# WHAT THE TASK ASKS
Make an exact copy of the data below, leaving out every picture.

# RECORD SET
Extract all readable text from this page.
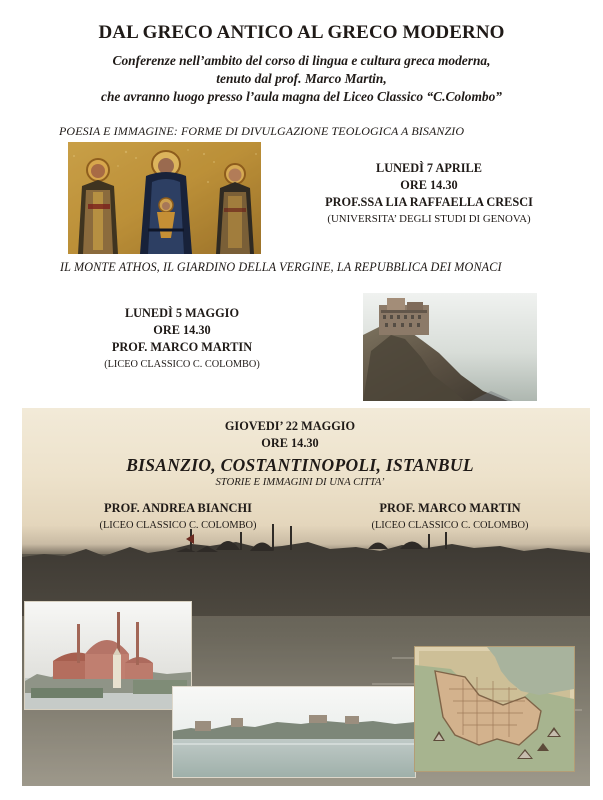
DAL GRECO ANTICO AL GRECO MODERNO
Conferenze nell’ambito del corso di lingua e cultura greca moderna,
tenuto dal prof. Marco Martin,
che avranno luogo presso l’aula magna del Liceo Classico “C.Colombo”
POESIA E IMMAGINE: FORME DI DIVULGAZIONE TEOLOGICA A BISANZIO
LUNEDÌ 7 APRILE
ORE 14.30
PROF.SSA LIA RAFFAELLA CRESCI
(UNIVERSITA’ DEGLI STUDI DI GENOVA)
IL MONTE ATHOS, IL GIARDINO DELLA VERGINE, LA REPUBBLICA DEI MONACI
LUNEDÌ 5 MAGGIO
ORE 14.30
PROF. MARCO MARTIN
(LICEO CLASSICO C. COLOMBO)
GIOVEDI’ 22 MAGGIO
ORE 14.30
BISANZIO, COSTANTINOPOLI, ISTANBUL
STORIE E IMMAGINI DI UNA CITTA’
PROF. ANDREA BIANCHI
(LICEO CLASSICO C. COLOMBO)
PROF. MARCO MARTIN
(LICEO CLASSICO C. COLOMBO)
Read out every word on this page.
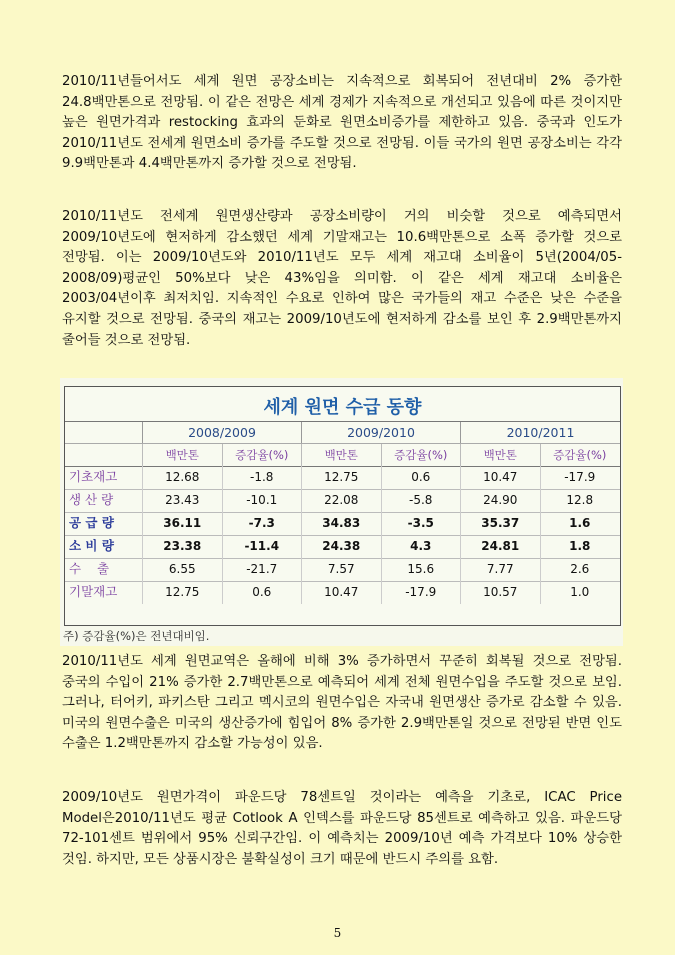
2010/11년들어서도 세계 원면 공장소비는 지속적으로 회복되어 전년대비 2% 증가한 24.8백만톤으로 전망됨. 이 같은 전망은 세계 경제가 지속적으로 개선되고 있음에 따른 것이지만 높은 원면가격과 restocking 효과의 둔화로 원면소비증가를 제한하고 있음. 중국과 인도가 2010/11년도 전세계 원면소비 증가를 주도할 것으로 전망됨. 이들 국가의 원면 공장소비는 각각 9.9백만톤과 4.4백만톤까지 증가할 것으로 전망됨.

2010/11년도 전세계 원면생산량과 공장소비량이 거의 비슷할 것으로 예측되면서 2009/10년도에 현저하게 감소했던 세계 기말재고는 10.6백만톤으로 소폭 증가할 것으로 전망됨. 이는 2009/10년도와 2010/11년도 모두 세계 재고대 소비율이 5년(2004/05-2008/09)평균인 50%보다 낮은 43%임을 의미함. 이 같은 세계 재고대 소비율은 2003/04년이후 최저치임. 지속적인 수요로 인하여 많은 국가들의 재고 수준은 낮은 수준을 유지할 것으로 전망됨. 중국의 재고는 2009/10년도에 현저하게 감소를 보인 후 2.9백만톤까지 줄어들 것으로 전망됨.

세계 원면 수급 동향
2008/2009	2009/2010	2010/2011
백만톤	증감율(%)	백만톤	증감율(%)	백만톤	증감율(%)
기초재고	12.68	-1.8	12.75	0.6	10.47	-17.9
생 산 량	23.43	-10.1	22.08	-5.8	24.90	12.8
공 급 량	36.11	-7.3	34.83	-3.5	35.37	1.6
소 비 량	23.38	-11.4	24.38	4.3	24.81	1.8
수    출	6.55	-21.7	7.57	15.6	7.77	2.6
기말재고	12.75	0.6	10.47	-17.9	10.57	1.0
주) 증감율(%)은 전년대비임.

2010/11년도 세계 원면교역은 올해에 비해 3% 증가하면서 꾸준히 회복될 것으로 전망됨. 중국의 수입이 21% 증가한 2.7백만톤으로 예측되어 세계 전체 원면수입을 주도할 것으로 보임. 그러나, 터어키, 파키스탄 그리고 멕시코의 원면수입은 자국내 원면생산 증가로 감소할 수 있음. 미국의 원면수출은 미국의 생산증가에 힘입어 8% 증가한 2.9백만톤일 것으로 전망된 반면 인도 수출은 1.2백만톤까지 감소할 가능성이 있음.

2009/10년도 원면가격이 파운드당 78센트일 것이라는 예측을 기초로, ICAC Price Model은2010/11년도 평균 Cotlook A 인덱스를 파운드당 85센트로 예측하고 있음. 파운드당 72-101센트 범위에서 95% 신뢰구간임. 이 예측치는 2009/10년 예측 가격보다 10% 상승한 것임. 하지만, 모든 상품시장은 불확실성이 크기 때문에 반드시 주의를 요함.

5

# THE RESPONSE
Extract all readable text from this page.
DAL GRECO ANTICO AL GRECO MODERNO
Conferenze nell’ambito del corso di lingua e cultura greca moderna,
tenuto dal prof. Marco Martin,
che avranno luogo presso l’aula magna del Liceo Classico “C.Colombo”
POESIA E IMMAGINE: FORME DI DIVULGAZIONE TEOLOGICA A BISANZIO
LUNEDÌ 7 APRILE
ORE 14.30
PROF.SSA LIA RAFFAELLA CRESCI
(UNIVERSITA’ DEGLI STUDI DI GENOVA)
IL MONTE ATHOS, IL GIARDINO DELLA VERGINE, LA REPUBBLICA DEI MONACI
LUNEDÌ 5 MAGGIO
ORE 14.30
PROF. MARCO MARTIN
(LICEO CLASSICO C. COLOMBO)
GIOVEDI’ 22 MAGGIO
ORE 14.30
BISANZIO, COSTANTINOPOLI, ISTANBUL
STORIE E IMMAGINI DI UNA CITTA’
PROF. ANDREA BIANCHI
(LICEO CLASSICO C. COLOMBO)
PROF. MARCO MARTIN
(LICEO CLASSICO C. COLOMBO)
Read out every word on this page.
2010/11년들어서도 세계 원면 공장소비는 지속적으로 회복되어 전년대비 2% 증가한 24.8백만톤으로 전망됨. 이 같은 전망은 세계 경제가 지속적으로 개선되고 있음에 따른 것이지만 높은 원면가격과 restocking 효과의 둔화로 원면소비증가를 제한하고 있음. 중국과 인도가 2010/11년도 전세계 원면소비 증가를 주도할 것으로 전망됨. 이들 국가의 원면 공장소비는 각각 9.9백만톤과 4.4백만톤까지 증가할 것으로 전망됨.

2010/11년도 전세계 원면생산량과 공장소비량이 거의 비슷할 것으로 예측되면서 2009/10년도에 현저하게 감소했던 세계 기말재고는 10.6백만톤으로 소폭 증가할 것으로 전망됨. 이는 2009/10년도와 2010/11년도 모두 세계 재고대 소비율이 5년(2004/05-2008/09)평균인 50%보다 낮은 43%임을 의미함. 이 같은 세계 재고대 소비율은 2003/04년이후 최저치임. 지속적인 수요로 인하여 많은 국가들의 재고 수준은 낮은 수준을 유지할 것으로 전망됨. 중국의 재고는 2009/10년도에 현저하게 감소를 보인 후 2.9백만톤까지 줄어들 것으로 전망됨.

세계 원면 수급 동향
2008/2009	2009/2010	2010/2011
백만톤	증감율(%)	백만톤	증감율(%)	백만톤	증감율(%)
기초재고	12.68	-1.8	12.75	0.6	10.47	-17.9
생 산 량	23.43	-10.1	22.08	-5.8	24.90	12.8
공 급 량	36.11	-7.3	34.83	-3.5	35.37	1.6
소 비 량	23.38	-11.4	24.38	4.3	24.81	1.8
수    출	6.55	-21.7	7.57	15.6	7.77	2.6
기말재고	12.75	0.6	10.47	-17.9	10.57	1.0
주) 증감율(%)은 전년대비임.

2010/11년도 세계 원면교역은 올해에 비해 3% 증가하면서 꾸준히 회복될 것으로 전망됨. 중국의 수입이 21% 증가한 2.7백만톤으로 예측되어 세계 전체 원면수입을 주도할 것으로 보임. 그러나, 터어키, 파키스탄 그리고 멕시코의 원면수입은 자국내 원면생산 증가로 감소할 수 있음. 미국의 원면수출은 미국의 생산증가에 힘입어 8% 증가한 2.9백만톤일 것으로 전망된 반면 인도 수출은 1.2백만톤까지 감소할 가능성이 있음.

2009/10년도 원면가격이 파운드당 78센트일 것이라는 예측을 기초로, ICAC Price Model은2010/11년도 평균 Cotlook A 인덱스를 파운드당 85센트로 예측하고 있음. 파운드당 72-101센트 범위에서 95% 신뢰구간임. 이 예측치는 2009/10년 예측 가격보다 10% 상승한 것임. 하지만, 모든 상품시장은 불확실성이 크기 때문에 반드시 주의를 요함.

5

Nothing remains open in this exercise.